(Records shown)
# # # #

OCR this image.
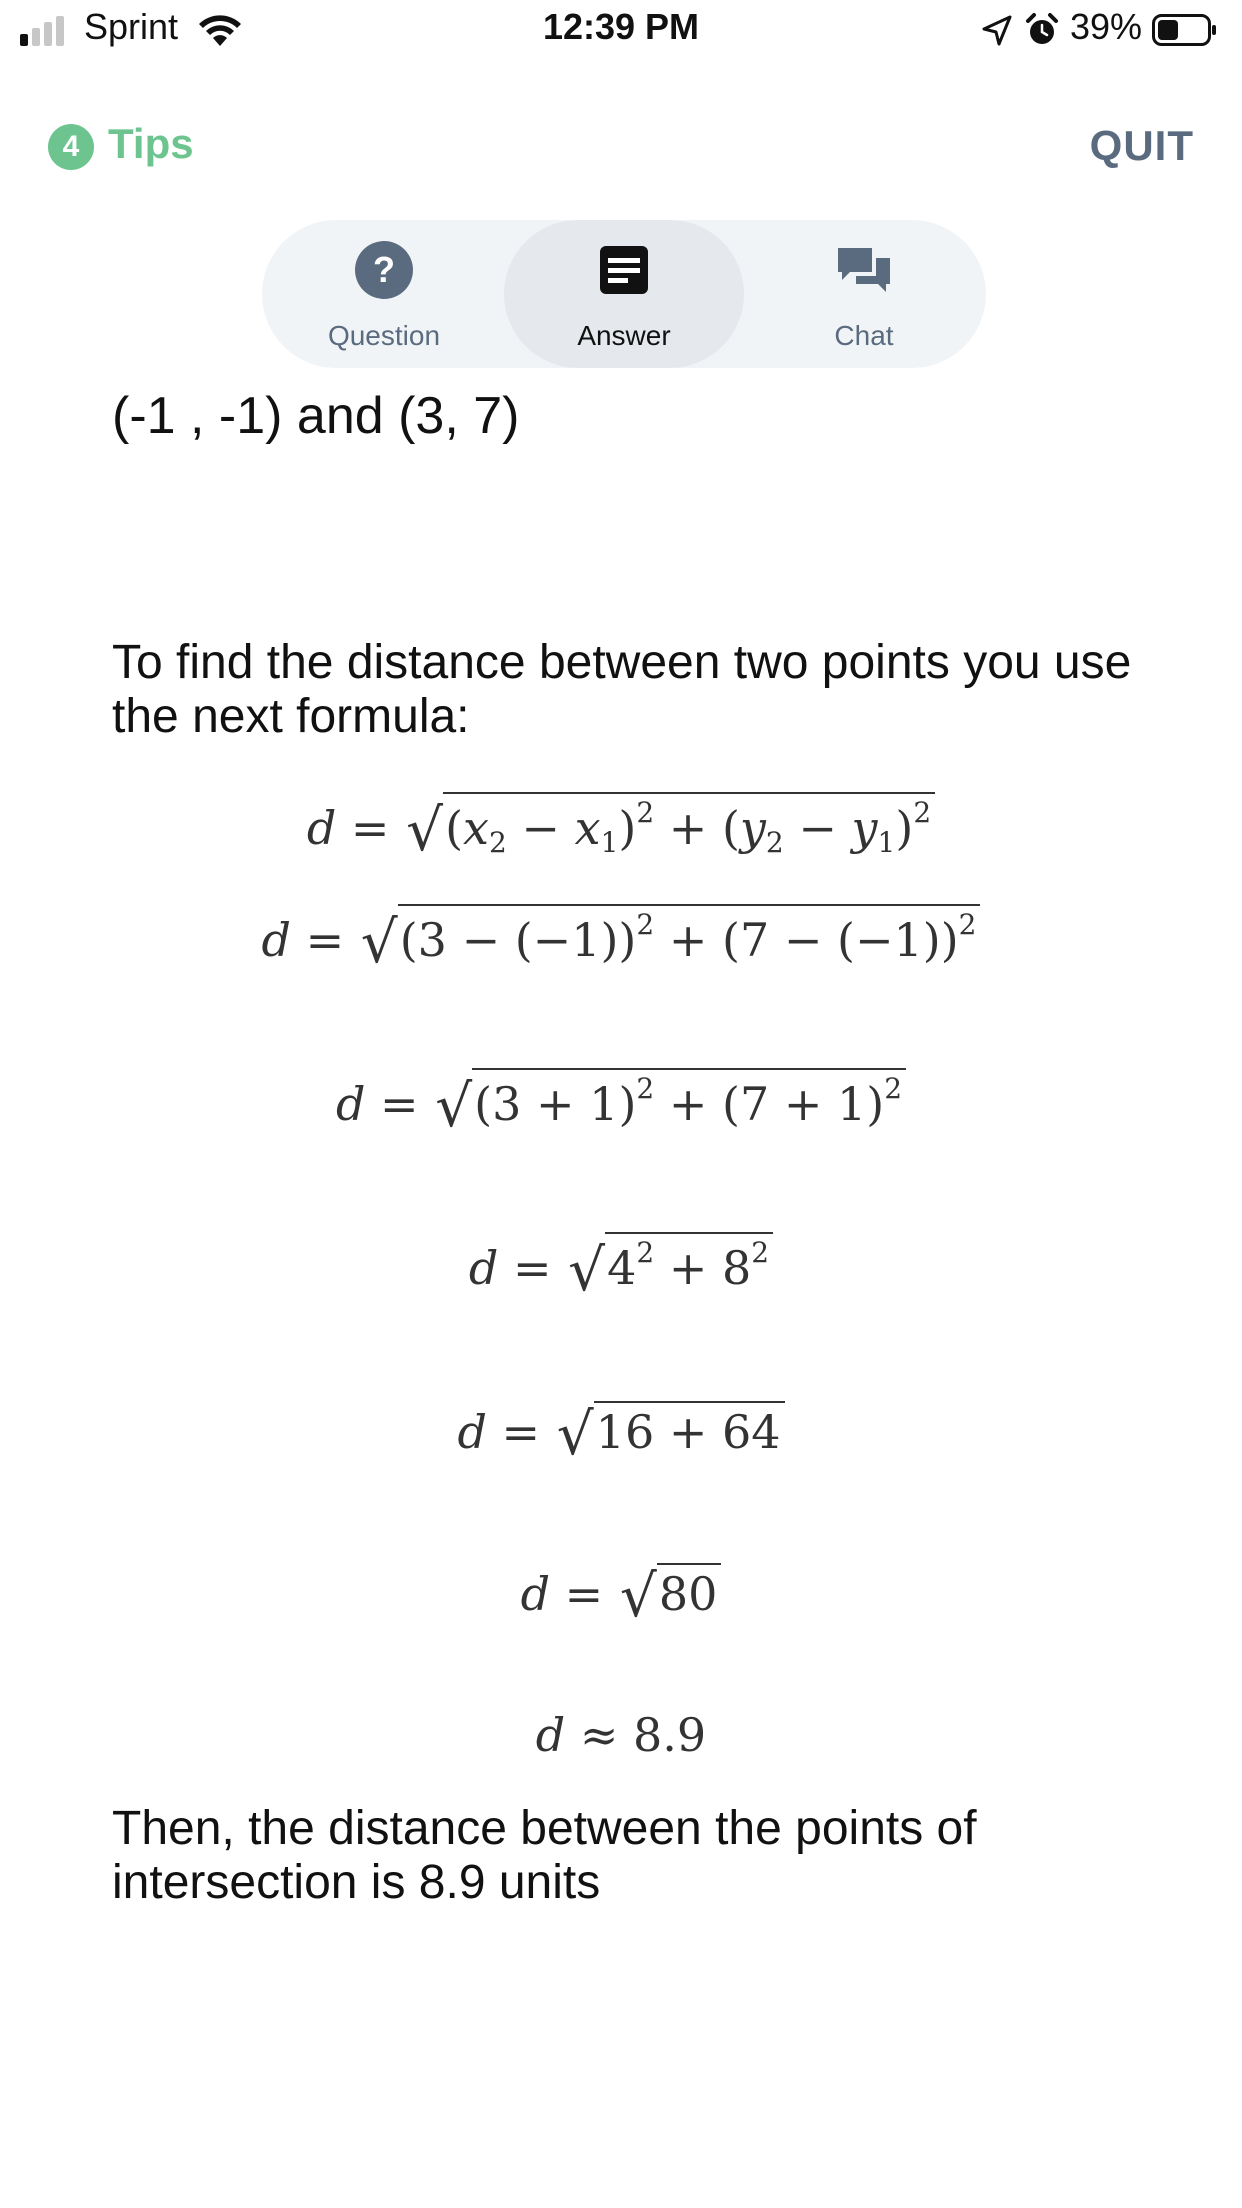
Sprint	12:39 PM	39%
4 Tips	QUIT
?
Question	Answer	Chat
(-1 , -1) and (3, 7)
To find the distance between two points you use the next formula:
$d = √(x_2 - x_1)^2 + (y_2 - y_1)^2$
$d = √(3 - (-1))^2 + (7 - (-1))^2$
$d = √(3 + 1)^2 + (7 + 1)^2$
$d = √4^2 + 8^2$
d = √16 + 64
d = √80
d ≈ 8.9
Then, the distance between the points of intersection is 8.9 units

# # # #

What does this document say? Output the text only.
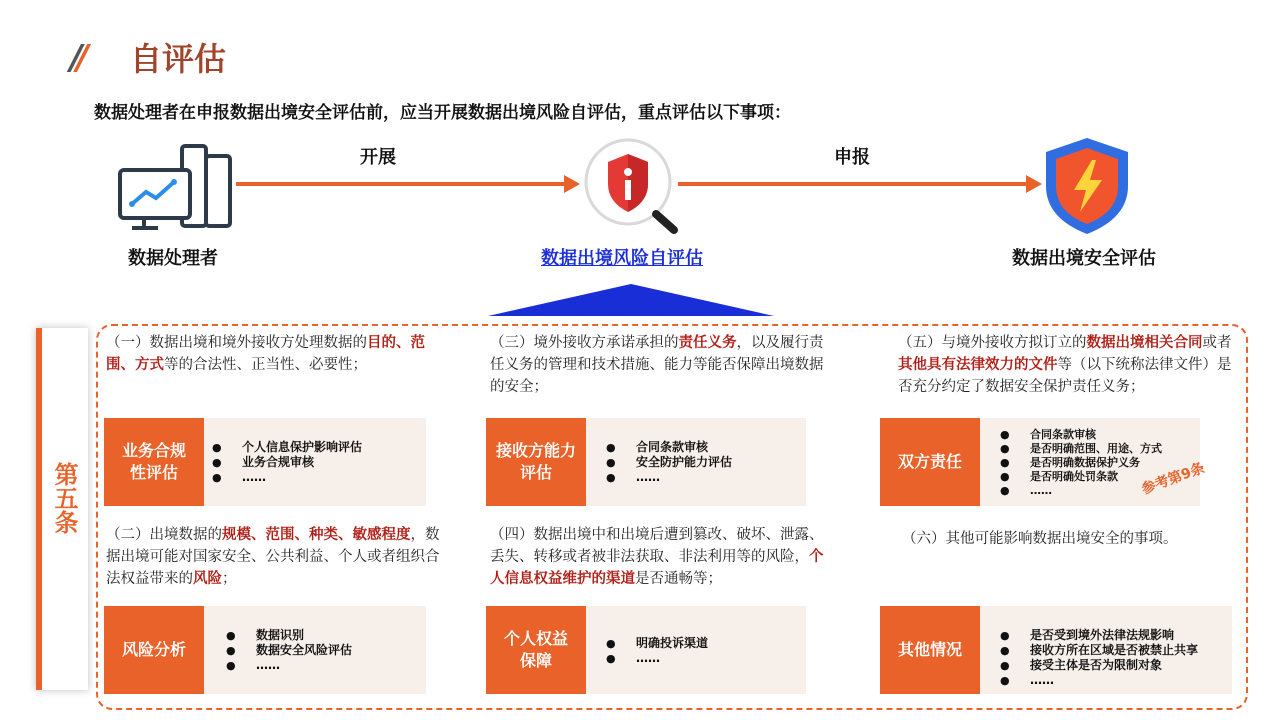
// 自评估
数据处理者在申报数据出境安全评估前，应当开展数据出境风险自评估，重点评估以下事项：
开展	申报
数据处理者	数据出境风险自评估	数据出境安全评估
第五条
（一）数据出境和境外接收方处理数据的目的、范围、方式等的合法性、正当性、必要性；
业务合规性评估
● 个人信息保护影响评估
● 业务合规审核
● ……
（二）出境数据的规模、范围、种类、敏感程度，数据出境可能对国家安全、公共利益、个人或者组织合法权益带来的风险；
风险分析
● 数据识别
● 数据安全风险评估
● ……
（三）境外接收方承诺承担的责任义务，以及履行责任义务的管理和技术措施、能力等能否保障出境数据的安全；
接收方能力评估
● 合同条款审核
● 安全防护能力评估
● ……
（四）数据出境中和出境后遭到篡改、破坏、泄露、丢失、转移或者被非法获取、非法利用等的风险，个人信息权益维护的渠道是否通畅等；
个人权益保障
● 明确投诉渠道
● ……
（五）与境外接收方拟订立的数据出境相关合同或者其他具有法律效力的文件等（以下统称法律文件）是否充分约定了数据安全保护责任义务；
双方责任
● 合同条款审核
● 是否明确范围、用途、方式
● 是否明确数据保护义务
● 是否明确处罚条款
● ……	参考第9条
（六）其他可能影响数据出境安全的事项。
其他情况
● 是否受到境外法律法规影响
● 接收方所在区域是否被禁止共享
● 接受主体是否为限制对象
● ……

# # # #

(Problem to work on) Pull out all lines from the entries above in which the word "distance" appears.

(Task solution)
To find the distance between two points you use the next formula:
Then, the distance between the points of intersection is 8.9 units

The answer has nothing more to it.